EXERCISE >> Write out each record below exactly as it appears, with no pictures.

[Saved entries]
---

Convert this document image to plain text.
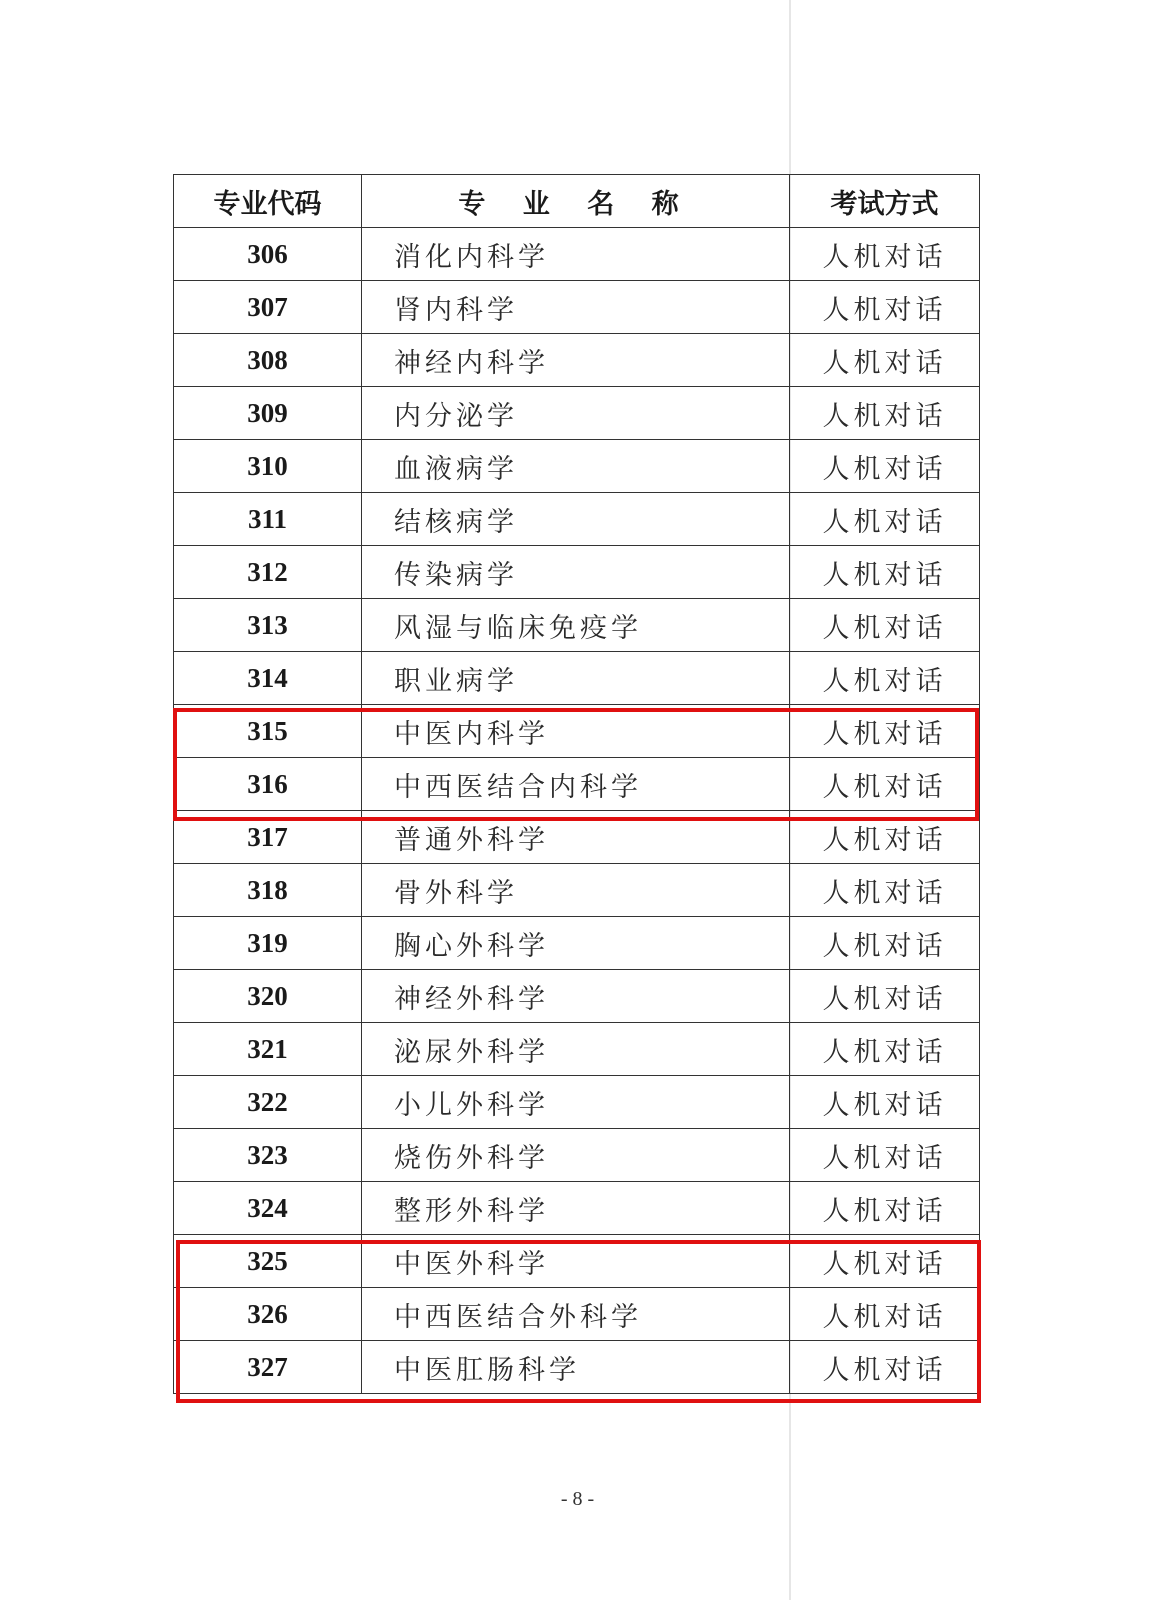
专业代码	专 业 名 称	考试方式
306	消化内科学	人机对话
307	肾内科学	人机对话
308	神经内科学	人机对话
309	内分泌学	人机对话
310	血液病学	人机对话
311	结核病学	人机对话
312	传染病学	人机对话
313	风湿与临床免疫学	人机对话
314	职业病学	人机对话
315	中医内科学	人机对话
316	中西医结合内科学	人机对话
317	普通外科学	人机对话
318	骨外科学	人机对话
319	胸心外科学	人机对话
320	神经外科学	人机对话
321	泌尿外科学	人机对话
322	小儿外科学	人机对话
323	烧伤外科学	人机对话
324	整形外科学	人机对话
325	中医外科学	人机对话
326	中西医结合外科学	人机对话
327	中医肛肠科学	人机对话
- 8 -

---

SOLUTION FOR THIS TASK >>
Convert this document image to plain text.
专业代码	专 业 名 称	考试方式
306	消化内科学	人机对话
307	肾内科学	人机对话
308	神经内科学	人机对话
309	内分泌学	人机对话
310	血液病学	人机对话
311	结核病学	人机对话
312	传染病学	人机对话
313	风湿与临床免疫学	人机对话
314	职业病学	人机对话
315	中医内科学	人机对话
316	中西医结合内科学	人机对话
317	普通外科学	人机对话
318	骨外科学	人机对话
319	胸心外科学	人机对话
320	神经外科学	人机对话
321	泌尿外科学	人机对话
322	小儿外科学	人机对话
323	烧伤外科学	人机对话
324	整形外科学	人机对话
325	中医外科学	人机对话
326	中西医结合外科学	人机对话
327	中医肛肠科学	人机对话
- 8 -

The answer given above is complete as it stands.